(Data items)
#####
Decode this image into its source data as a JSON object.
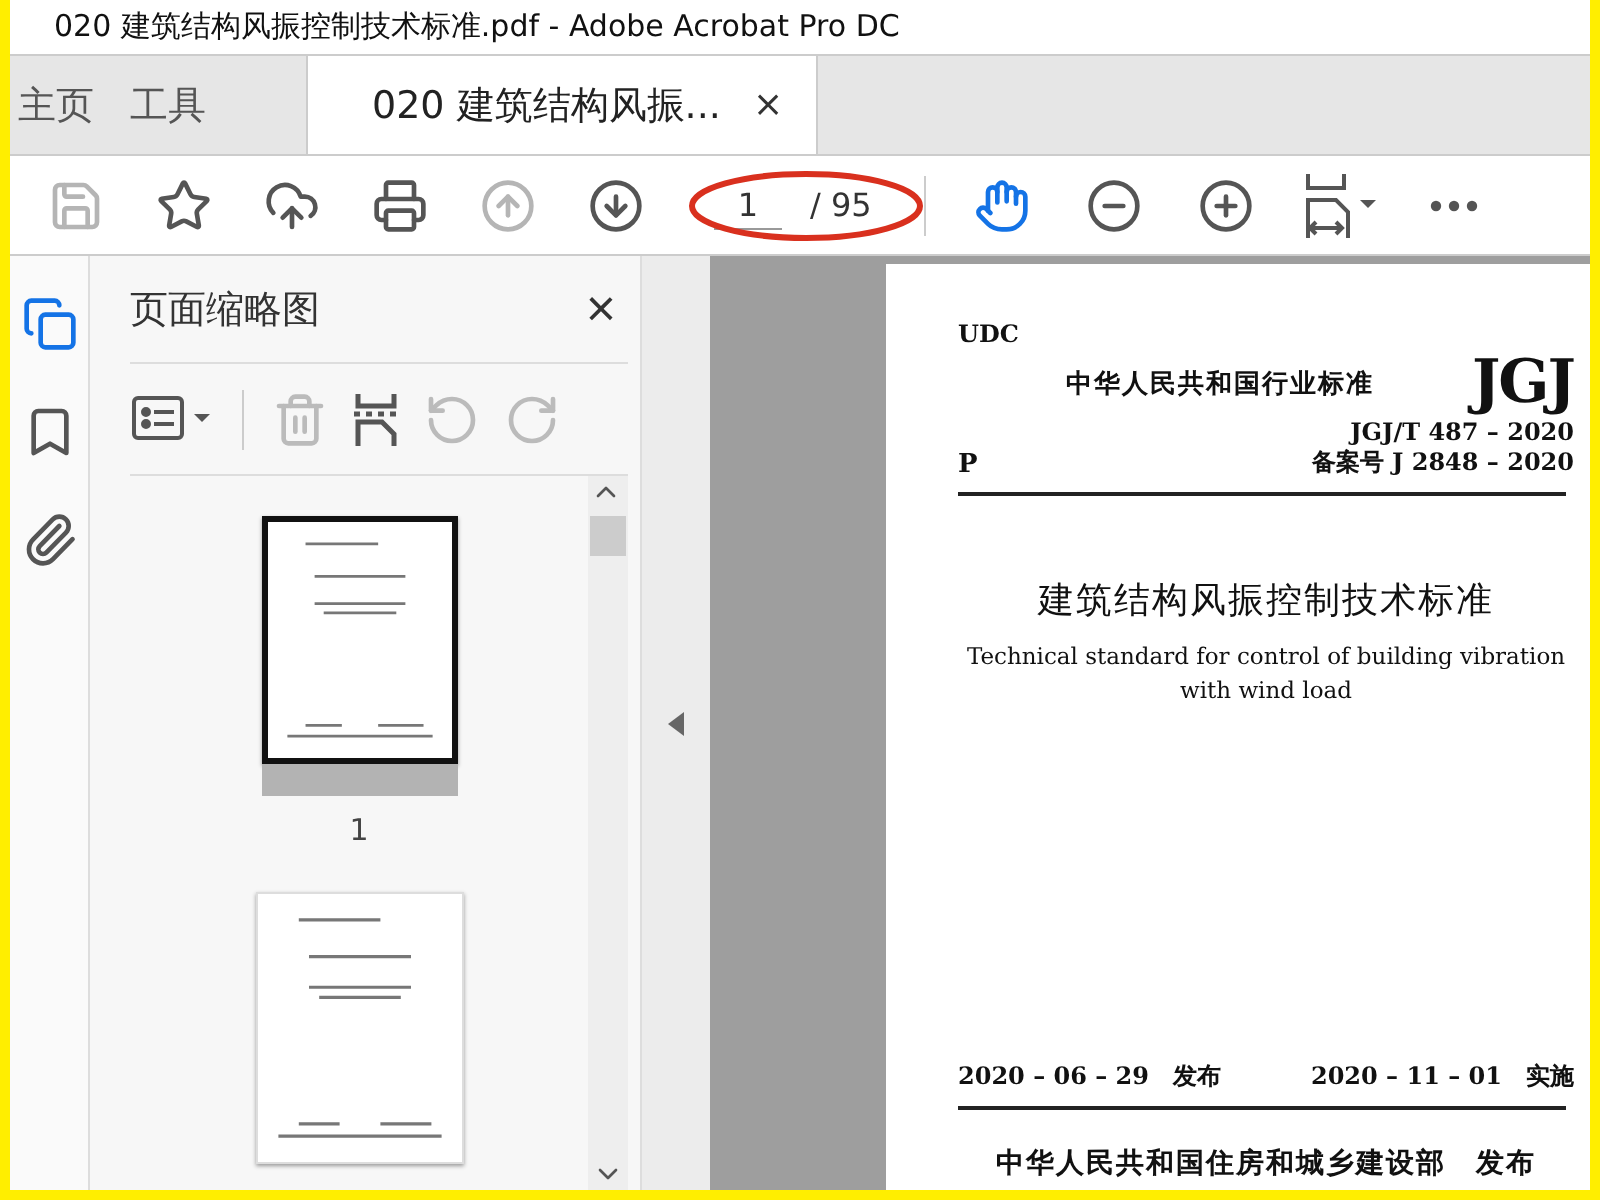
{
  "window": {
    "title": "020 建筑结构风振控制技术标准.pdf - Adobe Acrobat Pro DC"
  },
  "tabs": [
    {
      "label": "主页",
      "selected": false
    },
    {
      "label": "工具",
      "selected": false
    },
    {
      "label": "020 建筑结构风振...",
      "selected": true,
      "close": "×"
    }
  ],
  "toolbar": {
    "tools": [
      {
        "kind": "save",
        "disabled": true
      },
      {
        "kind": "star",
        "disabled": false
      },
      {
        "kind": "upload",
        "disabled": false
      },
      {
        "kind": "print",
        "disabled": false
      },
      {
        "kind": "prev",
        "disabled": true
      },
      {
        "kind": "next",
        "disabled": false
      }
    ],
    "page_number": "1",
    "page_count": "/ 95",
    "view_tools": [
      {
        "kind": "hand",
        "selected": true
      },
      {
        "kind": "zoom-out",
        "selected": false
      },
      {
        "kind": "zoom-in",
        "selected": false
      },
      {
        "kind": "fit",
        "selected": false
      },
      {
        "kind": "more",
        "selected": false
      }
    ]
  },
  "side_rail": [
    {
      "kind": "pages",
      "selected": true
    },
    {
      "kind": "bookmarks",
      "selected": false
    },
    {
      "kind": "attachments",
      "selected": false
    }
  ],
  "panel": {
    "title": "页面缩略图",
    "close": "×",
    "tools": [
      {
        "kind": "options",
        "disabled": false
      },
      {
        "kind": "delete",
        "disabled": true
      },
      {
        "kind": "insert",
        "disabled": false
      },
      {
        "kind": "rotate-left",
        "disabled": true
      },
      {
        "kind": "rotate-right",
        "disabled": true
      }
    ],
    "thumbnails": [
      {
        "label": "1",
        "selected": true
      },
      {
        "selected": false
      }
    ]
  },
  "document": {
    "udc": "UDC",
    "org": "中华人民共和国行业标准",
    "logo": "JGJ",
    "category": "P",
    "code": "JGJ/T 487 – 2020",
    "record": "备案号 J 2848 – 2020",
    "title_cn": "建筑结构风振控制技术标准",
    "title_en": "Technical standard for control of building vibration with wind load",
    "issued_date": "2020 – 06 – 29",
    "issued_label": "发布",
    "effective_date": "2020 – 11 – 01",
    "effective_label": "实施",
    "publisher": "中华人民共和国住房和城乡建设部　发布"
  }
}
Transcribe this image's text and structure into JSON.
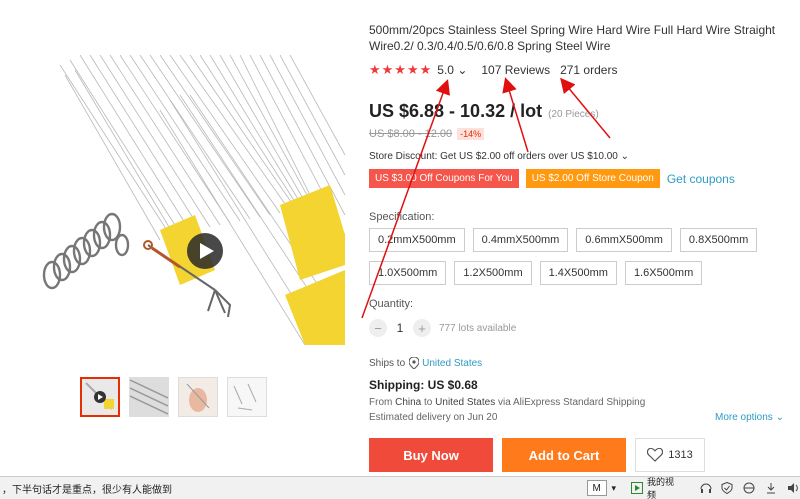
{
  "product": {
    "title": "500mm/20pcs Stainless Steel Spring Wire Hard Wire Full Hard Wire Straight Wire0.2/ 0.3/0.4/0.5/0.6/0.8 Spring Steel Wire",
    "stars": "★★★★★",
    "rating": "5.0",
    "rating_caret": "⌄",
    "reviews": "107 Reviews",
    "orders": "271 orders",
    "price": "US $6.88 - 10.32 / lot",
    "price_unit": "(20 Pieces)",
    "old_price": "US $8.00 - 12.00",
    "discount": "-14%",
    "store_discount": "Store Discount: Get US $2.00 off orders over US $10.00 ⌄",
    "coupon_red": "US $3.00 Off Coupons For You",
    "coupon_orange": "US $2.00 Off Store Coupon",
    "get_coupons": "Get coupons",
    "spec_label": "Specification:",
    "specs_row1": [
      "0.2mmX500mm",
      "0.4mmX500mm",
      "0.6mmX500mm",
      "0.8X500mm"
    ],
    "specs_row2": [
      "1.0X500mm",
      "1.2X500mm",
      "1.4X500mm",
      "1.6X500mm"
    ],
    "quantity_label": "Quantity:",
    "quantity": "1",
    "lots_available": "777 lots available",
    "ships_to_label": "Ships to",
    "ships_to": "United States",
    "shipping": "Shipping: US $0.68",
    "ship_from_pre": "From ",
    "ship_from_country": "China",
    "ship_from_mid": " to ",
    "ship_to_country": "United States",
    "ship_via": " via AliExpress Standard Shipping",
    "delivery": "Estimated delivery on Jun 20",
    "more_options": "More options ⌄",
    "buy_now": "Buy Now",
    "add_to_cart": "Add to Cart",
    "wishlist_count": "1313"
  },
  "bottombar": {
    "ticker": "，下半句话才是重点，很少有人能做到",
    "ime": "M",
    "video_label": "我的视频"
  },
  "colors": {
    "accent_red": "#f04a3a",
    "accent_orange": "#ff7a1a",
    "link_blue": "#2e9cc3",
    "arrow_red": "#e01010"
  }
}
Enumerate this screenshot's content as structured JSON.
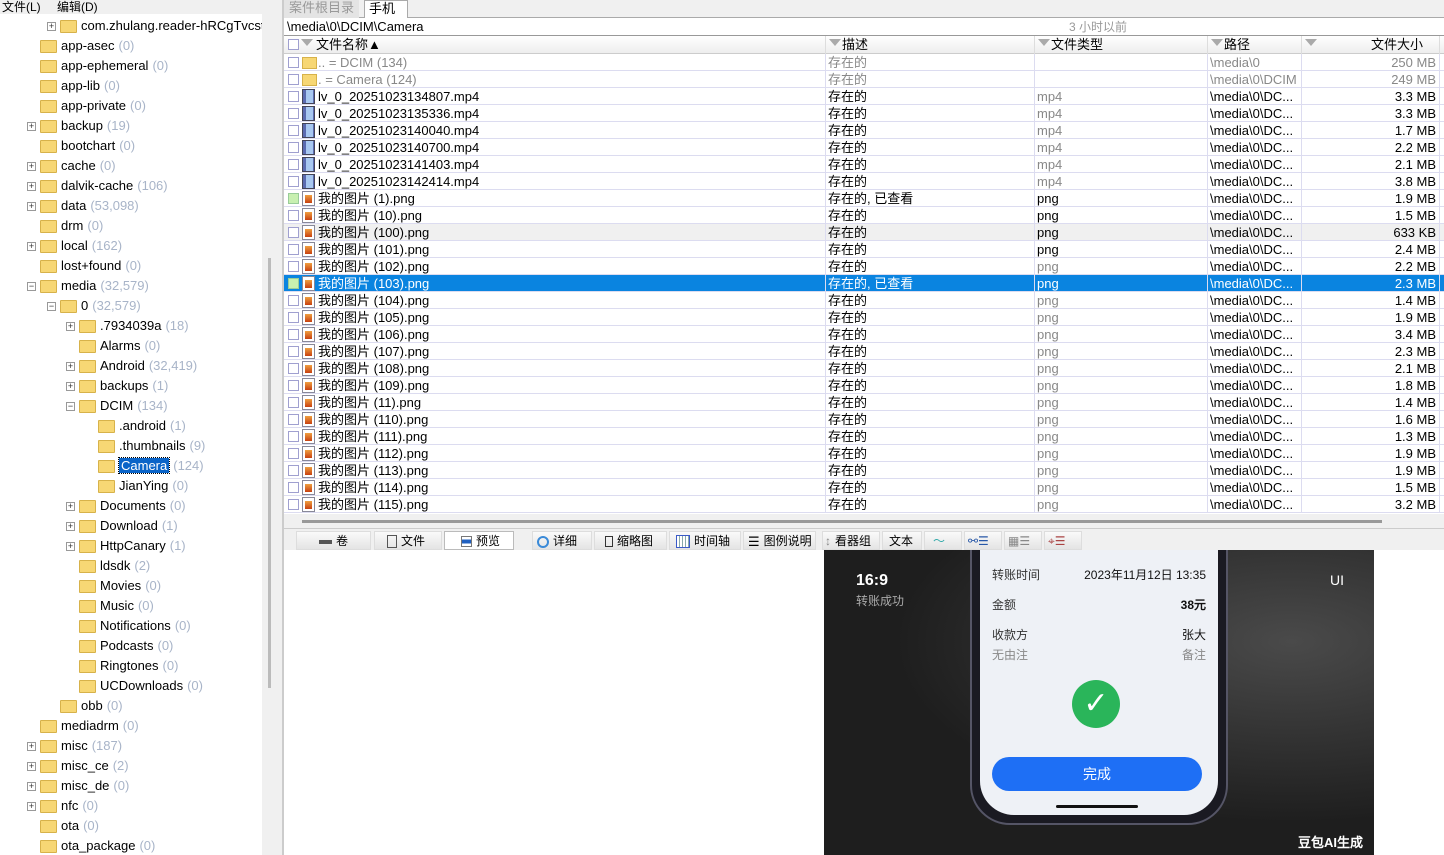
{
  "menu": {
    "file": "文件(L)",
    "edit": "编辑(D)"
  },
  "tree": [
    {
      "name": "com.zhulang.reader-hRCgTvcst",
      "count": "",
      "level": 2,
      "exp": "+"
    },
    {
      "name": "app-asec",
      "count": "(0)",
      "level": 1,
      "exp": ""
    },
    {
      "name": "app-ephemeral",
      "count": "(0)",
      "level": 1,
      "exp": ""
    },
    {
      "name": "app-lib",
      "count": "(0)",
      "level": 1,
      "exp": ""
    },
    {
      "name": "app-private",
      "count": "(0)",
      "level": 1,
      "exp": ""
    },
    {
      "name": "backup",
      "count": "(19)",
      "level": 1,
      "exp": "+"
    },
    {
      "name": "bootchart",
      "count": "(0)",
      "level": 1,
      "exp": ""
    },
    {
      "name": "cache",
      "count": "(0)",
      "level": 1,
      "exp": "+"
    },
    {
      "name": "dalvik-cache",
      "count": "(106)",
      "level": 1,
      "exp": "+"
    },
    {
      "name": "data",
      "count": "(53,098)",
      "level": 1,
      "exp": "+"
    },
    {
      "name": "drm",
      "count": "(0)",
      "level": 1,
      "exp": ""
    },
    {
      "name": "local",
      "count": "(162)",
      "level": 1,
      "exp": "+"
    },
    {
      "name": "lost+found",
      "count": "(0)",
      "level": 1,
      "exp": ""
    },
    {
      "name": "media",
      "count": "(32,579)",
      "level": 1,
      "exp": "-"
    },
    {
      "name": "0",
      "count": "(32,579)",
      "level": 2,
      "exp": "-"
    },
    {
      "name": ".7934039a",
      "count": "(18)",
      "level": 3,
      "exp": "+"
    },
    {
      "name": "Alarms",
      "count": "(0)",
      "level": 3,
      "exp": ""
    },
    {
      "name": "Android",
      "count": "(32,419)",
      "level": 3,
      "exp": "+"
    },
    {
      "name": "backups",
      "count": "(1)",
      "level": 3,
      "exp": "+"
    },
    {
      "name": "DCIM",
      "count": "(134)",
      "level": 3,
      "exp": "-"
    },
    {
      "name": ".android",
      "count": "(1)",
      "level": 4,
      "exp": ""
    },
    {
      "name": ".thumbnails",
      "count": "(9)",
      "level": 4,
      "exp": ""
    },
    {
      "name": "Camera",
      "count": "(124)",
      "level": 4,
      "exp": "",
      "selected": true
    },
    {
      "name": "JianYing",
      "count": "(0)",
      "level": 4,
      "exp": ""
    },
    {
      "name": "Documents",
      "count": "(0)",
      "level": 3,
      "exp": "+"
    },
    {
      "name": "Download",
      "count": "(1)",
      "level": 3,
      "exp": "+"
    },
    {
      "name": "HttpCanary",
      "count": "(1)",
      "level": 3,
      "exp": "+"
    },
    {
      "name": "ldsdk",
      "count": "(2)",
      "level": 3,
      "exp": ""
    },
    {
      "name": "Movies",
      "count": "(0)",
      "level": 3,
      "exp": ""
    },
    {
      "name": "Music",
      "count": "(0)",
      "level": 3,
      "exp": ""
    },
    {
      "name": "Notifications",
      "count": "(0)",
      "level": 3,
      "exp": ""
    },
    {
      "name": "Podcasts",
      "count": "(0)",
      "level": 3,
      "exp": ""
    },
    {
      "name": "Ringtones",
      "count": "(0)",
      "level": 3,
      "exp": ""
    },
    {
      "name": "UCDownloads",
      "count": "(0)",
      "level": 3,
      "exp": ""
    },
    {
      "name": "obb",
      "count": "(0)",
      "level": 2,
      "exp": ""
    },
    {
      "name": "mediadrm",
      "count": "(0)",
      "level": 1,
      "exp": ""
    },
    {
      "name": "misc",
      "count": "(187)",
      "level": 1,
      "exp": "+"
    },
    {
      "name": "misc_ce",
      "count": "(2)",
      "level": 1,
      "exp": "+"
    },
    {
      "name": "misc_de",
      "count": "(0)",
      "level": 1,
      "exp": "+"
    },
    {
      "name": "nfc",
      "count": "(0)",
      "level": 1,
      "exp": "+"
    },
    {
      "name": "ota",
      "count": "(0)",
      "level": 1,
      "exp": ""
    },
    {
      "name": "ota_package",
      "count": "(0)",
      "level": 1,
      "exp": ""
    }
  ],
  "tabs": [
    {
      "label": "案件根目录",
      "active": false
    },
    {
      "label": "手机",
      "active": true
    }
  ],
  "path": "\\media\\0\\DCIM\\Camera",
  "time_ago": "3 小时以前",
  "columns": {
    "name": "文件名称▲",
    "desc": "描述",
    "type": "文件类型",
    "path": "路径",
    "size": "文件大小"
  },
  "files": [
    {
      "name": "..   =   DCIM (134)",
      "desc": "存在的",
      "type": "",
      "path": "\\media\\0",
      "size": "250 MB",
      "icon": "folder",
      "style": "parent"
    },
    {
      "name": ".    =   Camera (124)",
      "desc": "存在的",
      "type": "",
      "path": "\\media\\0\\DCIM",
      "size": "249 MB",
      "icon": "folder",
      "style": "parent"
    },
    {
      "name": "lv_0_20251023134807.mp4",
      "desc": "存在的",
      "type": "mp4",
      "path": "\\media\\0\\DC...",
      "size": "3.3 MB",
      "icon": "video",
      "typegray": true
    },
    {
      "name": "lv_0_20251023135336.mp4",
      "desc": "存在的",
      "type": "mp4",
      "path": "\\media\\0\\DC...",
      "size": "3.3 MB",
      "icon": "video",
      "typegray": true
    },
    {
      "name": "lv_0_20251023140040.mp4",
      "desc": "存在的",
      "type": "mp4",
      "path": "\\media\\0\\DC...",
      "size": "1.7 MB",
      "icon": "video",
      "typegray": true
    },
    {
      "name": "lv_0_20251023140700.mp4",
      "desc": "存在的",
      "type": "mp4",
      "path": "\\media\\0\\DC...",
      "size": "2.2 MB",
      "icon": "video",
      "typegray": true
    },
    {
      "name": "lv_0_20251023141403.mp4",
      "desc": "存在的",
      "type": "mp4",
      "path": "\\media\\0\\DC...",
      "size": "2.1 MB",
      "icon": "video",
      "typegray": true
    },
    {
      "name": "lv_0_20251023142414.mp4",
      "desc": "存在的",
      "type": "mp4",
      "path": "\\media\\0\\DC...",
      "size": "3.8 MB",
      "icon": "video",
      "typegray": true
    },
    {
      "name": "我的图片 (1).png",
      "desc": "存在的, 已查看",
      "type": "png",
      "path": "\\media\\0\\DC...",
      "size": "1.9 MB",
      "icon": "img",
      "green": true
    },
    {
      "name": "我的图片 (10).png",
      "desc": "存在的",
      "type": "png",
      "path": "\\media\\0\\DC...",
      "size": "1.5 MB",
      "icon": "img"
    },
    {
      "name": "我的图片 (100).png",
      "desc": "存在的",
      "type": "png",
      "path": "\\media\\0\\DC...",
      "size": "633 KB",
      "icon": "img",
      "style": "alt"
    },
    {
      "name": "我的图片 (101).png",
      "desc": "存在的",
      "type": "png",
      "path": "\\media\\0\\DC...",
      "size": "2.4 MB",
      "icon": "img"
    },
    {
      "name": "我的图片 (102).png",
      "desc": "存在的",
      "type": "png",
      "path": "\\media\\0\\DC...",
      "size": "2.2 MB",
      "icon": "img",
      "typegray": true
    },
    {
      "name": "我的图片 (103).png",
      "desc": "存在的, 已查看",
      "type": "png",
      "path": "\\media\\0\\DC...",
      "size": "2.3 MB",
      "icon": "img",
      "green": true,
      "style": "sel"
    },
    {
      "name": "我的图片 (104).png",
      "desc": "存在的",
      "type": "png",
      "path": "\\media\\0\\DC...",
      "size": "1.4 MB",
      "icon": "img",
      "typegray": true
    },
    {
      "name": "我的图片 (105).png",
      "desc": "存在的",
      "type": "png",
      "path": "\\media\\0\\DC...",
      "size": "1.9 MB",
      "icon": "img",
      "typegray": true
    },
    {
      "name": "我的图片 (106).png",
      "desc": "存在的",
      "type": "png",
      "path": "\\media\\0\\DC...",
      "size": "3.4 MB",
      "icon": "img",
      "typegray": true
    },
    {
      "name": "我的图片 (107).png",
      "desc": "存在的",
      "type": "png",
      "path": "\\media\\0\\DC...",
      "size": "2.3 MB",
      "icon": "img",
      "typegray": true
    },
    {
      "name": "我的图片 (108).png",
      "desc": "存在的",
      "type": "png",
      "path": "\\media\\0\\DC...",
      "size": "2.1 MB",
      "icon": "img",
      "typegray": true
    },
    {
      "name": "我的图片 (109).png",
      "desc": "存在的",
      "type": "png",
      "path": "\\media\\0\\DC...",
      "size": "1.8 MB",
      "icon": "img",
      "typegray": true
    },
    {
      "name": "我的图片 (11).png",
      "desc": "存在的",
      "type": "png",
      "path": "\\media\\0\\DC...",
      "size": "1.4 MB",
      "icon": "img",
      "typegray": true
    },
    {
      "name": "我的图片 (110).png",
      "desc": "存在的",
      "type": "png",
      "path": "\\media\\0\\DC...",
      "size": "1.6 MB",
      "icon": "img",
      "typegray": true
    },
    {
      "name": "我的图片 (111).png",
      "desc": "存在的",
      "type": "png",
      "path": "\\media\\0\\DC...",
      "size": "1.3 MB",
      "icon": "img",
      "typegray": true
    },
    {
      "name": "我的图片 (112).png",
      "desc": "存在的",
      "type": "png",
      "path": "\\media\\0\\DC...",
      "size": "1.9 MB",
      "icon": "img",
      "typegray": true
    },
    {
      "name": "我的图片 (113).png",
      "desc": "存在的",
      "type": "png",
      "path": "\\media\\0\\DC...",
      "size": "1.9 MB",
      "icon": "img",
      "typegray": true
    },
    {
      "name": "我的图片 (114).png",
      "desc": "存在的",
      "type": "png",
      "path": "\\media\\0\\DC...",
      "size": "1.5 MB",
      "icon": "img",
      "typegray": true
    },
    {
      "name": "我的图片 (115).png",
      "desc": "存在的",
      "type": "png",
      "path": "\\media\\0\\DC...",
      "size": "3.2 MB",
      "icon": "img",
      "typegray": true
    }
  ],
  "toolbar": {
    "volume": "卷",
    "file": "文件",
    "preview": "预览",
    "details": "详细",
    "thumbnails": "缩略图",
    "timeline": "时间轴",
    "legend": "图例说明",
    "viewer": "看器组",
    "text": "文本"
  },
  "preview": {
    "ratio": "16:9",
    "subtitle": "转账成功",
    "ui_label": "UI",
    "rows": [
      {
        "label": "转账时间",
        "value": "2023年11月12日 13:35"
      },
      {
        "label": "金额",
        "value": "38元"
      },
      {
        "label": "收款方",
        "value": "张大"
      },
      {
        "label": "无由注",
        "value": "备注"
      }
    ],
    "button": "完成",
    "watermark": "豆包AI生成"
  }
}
#####
EXERCISE INSTRUCTIONS: Establish how many lines of the material above hold the word "style". Nothing but the count should be returned.

REPLY: 4